WORK TASK: What is needed here is a word-for-word copy of all the entries below.
---------- RECORDS FOR THIS TASK ----------
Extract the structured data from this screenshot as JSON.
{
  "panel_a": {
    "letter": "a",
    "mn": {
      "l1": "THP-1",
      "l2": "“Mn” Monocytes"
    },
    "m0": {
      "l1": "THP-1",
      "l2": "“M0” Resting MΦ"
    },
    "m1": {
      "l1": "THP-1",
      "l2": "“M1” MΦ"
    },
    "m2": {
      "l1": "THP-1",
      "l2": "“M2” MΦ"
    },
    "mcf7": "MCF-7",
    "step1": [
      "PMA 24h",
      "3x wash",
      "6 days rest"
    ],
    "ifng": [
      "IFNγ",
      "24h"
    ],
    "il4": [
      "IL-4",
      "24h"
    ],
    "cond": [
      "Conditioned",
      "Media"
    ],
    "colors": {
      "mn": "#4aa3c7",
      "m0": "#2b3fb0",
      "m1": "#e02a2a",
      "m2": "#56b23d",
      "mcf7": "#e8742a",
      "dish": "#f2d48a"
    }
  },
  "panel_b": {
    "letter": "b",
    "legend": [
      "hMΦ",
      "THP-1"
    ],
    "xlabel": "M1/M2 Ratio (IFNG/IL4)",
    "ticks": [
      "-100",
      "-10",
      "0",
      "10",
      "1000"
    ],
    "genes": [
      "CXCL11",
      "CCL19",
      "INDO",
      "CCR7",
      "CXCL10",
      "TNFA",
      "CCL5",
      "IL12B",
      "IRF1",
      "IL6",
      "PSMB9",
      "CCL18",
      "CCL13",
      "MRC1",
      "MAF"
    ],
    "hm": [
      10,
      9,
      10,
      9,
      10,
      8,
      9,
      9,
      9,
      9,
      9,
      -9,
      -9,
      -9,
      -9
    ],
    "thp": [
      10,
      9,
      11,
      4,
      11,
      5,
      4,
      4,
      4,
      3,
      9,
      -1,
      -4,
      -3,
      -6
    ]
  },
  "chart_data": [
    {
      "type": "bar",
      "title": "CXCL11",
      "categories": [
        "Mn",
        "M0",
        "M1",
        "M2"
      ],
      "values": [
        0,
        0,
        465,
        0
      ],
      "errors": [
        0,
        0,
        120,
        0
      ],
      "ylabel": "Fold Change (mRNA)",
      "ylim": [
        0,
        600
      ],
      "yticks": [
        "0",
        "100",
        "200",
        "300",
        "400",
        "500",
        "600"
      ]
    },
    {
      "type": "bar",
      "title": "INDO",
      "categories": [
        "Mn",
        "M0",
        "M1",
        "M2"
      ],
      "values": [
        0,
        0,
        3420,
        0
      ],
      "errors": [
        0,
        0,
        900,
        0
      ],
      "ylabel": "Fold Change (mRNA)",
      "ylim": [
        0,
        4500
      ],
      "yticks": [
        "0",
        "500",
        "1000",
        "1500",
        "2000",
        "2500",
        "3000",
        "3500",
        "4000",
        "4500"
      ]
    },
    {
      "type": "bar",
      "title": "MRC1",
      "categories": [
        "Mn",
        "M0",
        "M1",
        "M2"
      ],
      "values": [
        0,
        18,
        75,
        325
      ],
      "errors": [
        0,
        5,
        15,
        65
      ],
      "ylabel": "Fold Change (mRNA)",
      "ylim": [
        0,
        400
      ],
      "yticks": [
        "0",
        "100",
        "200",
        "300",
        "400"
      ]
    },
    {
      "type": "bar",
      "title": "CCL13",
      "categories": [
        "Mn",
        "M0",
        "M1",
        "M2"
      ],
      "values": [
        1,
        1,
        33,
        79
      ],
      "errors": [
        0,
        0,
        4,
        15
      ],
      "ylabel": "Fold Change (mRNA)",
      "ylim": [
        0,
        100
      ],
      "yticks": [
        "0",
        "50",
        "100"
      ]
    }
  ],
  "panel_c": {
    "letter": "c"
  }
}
----------
ANSWER TO THIS EXERCISE:
Extract the structured data from this screenshot as JSON.
{
  "panel_a": {
    "letter": "a",
    "mn": {
      "l1": "THP-1",
      "l2": "“Mn” Monocytes"
    },
    "m0": {
      "l1": "THP-1",
      "l2": "“M0” Resting MΦ"
    },
    "m1": {
      "l1": "THP-1",
      "l2": "“M1” MΦ"
    },
    "m2": {
      "l1": "THP-1",
      "l2": "“M2” MΦ"
    },
    "mcf7": "MCF-7",
    "step1": [
      "PMA 24h",
      "3x wash",
      "6 days rest"
    ],
    "ifng": [
      "IFNγ",
      "24h"
    ],
    "il4": [
      "IL-4",
      "24h"
    ],
    "cond": [
      "Conditioned",
      "Media"
    ],
    "colors": {
      "mn": "#4aa3c7",
      "m0": "#2b3fb0",
      "m1": "#e02a2a",
      "m2": "#56b23d",
      "mcf7": "#e8742a",
      "dish": "#f2d48a"
    }
  },
  "panel_b": {
    "letter": "b",
    "legend": [
      "hMΦ",
      "THP-1"
    ],
    "xlabel": "M1/M2 Ratio (IFNG/IL4)",
    "ticks": [
      "-100",
      "-10",
      "0",
      "10",
      "1000"
    ],
    "genes": [
      "CXCL11",
      "CCL19",
      "INDO",
      "CCR7",
      "CXCL10",
      "TNFA",
      "CCL5",
      "IL12B",
      "IRF1",
      "IL6",
      "PSMB9",
      "CCL18",
      "CCL13",
      "MRC1",
      "MAF"
    ],
    "hm": [
      10,
      9,
      10,
      9,
      10,
      8,
      9,
      9,
      9,
      9,
      9,
      -9,
      -9,
      -9,
      -9
    ],
    "thp": [
      10,
      9,
      11,
      4,
      11,
      5,
      4,
      4,
      4,
      3,
      9,
      -1,
      -4,
      -3,
      -6
    ]
  },
  "chart_data": [
    {
      "type": "bar",
      "title": "CXCL11",
      "categories": [
        "Mn",
        "M0",
        "M1",
        "M2"
      ],
      "values": [
        0,
        0,
        465,
        0
      ],
      "errors": [
        0,
        0,
        120,
        0
      ],
      "ylabel": "Fold Change (mRNA)",
      "ylim": [
        0,
        600
      ],
      "yticks": [
        "0",
        "100",
        "200",
        "300",
        "400",
        "500",
        "600"
      ]
    },
    {
      "type": "bar",
      "title": "INDO",
      "categories": [
        "Mn",
        "M0",
        "M1",
        "M2"
      ],
      "values": [
        0,
        0,
        3420,
        0
      ],
      "errors": [
        0,
        0,
        900,
        0
      ],
      "ylabel": "Fold Change (mRNA)",
      "ylim": [
        0,
        4500
      ],
      "yticks": [
        "0",
        "500",
        "1000",
        "1500",
        "2000",
        "2500",
        "3000",
        "3500",
        "4000",
        "4500"
      ]
    },
    {
      "type": "bar",
      "title": "MRC1",
      "categories": [
        "Mn",
        "M0",
        "M1",
        "M2"
      ],
      "values": [
        0,
        18,
        75,
        325
      ],
      "errors": [
        0,
        5,
        15,
        65
      ],
      "ylabel": "Fold Change (mRNA)",
      "ylim": [
        0,
        400
      ],
      "yticks": [
        "0",
        "100",
        "200",
        "300",
        "400"
      ]
    },
    {
      "type": "bar",
      "title": "CCL13",
      "categories": [
        "Mn",
        "M0",
        "M1",
        "M2"
      ],
      "values": [
        1,
        1,
        33,
        79
      ],
      "errors": [
        0,
        0,
        4,
        15
      ],
      "ylabel": "Fold Change (mRNA)",
      "ylim": [
        0,
        100
      ],
      "yticks": [
        "0",
        "50",
        "100"
      ]
    }
  ],
  "panel_c": {
    "letter": "c"
  }
}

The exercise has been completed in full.